** begin Exercise data **
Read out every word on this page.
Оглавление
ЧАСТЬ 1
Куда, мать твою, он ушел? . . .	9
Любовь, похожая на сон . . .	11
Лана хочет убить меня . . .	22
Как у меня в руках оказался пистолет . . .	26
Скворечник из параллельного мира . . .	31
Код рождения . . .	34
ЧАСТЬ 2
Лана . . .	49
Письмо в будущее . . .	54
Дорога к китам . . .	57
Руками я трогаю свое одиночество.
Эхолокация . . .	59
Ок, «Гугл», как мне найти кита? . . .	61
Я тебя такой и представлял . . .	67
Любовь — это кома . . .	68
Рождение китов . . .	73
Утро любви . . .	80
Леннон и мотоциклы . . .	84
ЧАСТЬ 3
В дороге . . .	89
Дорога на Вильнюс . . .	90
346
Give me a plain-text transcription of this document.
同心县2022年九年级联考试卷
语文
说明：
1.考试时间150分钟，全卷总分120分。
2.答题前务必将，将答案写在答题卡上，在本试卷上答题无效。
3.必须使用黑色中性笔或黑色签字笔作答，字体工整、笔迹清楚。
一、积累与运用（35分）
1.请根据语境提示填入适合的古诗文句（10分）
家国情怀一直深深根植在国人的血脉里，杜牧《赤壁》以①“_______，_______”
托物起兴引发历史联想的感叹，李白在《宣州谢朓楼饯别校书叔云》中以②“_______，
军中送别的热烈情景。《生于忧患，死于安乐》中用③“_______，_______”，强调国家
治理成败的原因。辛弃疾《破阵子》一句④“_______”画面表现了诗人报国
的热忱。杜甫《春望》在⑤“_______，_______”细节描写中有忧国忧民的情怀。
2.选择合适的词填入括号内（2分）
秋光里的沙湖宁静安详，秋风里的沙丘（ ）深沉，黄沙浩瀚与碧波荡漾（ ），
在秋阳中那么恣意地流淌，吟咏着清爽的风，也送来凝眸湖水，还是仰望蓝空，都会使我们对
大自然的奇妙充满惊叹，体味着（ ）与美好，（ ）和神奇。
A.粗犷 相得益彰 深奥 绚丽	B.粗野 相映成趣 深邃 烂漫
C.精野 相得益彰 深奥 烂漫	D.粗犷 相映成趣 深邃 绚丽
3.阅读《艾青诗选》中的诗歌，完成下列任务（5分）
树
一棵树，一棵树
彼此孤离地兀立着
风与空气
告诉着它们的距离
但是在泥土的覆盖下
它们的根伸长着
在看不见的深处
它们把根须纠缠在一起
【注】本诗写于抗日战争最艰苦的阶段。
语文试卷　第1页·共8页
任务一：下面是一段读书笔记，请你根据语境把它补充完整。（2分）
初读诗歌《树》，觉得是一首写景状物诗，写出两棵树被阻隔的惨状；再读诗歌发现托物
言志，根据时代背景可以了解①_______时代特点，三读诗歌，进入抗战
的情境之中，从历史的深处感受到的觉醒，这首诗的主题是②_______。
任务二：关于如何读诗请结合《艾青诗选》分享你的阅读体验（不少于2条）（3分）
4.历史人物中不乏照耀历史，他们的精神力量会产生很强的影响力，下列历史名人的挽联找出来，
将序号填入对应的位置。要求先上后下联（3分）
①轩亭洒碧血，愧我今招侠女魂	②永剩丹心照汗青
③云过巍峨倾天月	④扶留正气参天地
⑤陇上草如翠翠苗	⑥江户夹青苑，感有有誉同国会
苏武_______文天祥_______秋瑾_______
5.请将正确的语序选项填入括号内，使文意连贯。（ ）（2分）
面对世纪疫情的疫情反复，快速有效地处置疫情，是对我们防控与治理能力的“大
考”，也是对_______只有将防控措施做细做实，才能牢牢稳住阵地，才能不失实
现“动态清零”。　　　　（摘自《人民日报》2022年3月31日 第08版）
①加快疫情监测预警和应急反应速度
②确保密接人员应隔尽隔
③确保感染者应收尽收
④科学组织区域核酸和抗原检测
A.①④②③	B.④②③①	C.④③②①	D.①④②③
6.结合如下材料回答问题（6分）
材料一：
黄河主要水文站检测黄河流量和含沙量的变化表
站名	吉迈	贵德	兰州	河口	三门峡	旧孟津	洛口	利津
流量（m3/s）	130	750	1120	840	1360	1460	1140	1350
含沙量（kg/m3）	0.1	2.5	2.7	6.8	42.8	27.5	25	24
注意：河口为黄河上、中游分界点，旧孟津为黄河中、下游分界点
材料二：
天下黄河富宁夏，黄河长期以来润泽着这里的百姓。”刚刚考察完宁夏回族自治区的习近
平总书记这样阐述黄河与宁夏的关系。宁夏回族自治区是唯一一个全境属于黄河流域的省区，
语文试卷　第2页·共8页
** end Exercise data **
### What is expected
Repeat every line of the data, exactly and in full.

### The completed task
Read out every word on this page.
Оглавление
ЧАСТЬ 1
Куда, мать твою, он ушел? . . .	9
Любовь, похожая на сон . . .	11
Лана хочет убить меня . . .	22
Как у меня в руках оказался пистолет . . .	26
Скворечник из параллельного мира . . .	31
Код рождения . . .	34
ЧАСТЬ 2
Лана . . .	49
Письмо в будущее . . .	54
Дорога к китам . . .	57
Руками я трогаю свое одиночество.
Эхолокация . . .	59
Ок, «Гугл», как мне найти кита? . . .	61
Я тебя такой и представлял . . .	67
Любовь — это кома . . .	68
Рождение китов . . .	73
Утро любви . . .	80
Леннон и мотоциклы . . .	84
ЧАСТЬ 3
В дороге . . .	89
Дорога на Вильнюс . . .	90
346
Give me a plain-text transcription of this document.
同心县2022年九年级联考试卷
语文
说明：
1.考试时间150分钟，全卷总分120分。
2.答题前务必将，将答案写在答题卡上，在本试卷上答题无效。
3.必须使用黑色中性笔或黑色签字笔作答，字体工整、笔迹清楚。
一、积累与运用（35分）
1.请根据语境提示填入适合的古诗文句（10分）
家国情怀一直深深根植在国人的血脉里，杜牧《赤壁》以①“_______，_______”
托物起兴引发历史联想的感叹，李白在《宣州谢朓楼饯别校书叔云》中以②“_______，
军中送别的热烈情景。《生于忧患，死于安乐》中用③“_______，_______”，强调国家
治理成败的原因。辛弃疾《破阵子》一句④“_______”画面表现了诗人报国
的热忱。杜甫《春望》在⑤“_______，_______”细节描写中有忧国忧民的情怀。
2.选择合适的词填入括号内（2分）
秋光里的沙湖宁静安详，秋风里的沙丘（ ）深沉，黄沙浩瀚与碧波荡漾（ ），
在秋阳中那么恣意地流淌，吟咏着清爽的风，也送来凝眸湖水，还是仰望蓝空，都会使我们对
大自然的奇妙充满惊叹，体味着（ ）与美好，（ ）和神奇。
A.粗犷 相得益彰 深奥 绚丽	B.粗野 相映成趣 深邃 烂漫
C.精野 相得益彰 深奥 烂漫	D.粗犷 相映成趣 深邃 绚丽
3.阅读《艾青诗选》中的诗歌，完成下列任务（5分）
树
一棵树，一棵树
彼此孤离地兀立着
风与空气
告诉着它们的距离
但是在泥土的覆盖下
它们的根伸长着
在看不见的深处
它们把根须纠缠在一起
【注】本诗写于抗日战争最艰苦的阶段。
语文试卷　第1页·共8页
任务一：下面是一段读书笔记，请你根据语境把它补充完整。（2分）
初读诗歌《树》，觉得是一首写景状物诗，写出两棵树被阻隔的惨状；再读诗歌发现托物
言志，根据时代背景可以了解①_______时代特点，三读诗歌，进入抗战
的情境之中，从历史的深处感受到的觉醒，这首诗的主题是②_______。
任务二：关于如何读诗请结合《艾青诗选》分享你的阅读体验（不少于2条）（3分）
4.历史人物中不乏照耀历史，他们的精神力量会产生很强的影响力，下列历史名人的挽联找出来，
将序号填入对应的位置。要求先上后下联（3分）
①轩亭洒碧血，愧我今招侠女魂	②永剩丹心照汗青
③云过巍峨倾天月	④扶留正气参天地
⑤陇上草如翠翠苗	⑥江户夹青苑，感有有誉同国会
苏武_______文天祥_______秋瑾_______
5.请将正确的语序选项填入括号内，使文意连贯。（ ）（2分）
面对世纪疫情的疫情反复，快速有效地处置疫情，是对我们防控与治理能力的“大
考”，也是对_______只有将防控措施做细做实，才能牢牢稳住阵地，才能不失实
现“动态清零”。　　　　（摘自《人民日报》2022年3月31日 第08版）
①加快疫情监测预警和应急反应速度
②确保密接人员应隔尽隔
③确保感染者应收尽收
④科学组织区域核酸和抗原检测
A.①④②③	B.④②③①	C.④③②①	D.①④②③
6.结合如下材料回答问题（6分）
材料一：
黄河主要水文站检测黄河流量和含沙量的变化表
站名	吉迈	贵德	兰州	河口	三门峡	旧孟津	洛口	利津
流量（m3/s）	130	750	1120	840	1360	1460	1140	1350
含沙量（kg/m3）	0.1	2.5	2.7	6.8	42.8	27.5	25	24
注意：河口为黄河上、中游分界点，旧孟津为黄河中、下游分界点
材料二：
天下黄河富宁夏，黄河长期以来润泽着这里的百姓。”刚刚考察完宁夏回族自治区的习近
平总书记这样阐述黄河与宁夏的关系。宁夏回族自治区是唯一一个全境属于黄河流域的省区，
语文试卷　第2页·共8页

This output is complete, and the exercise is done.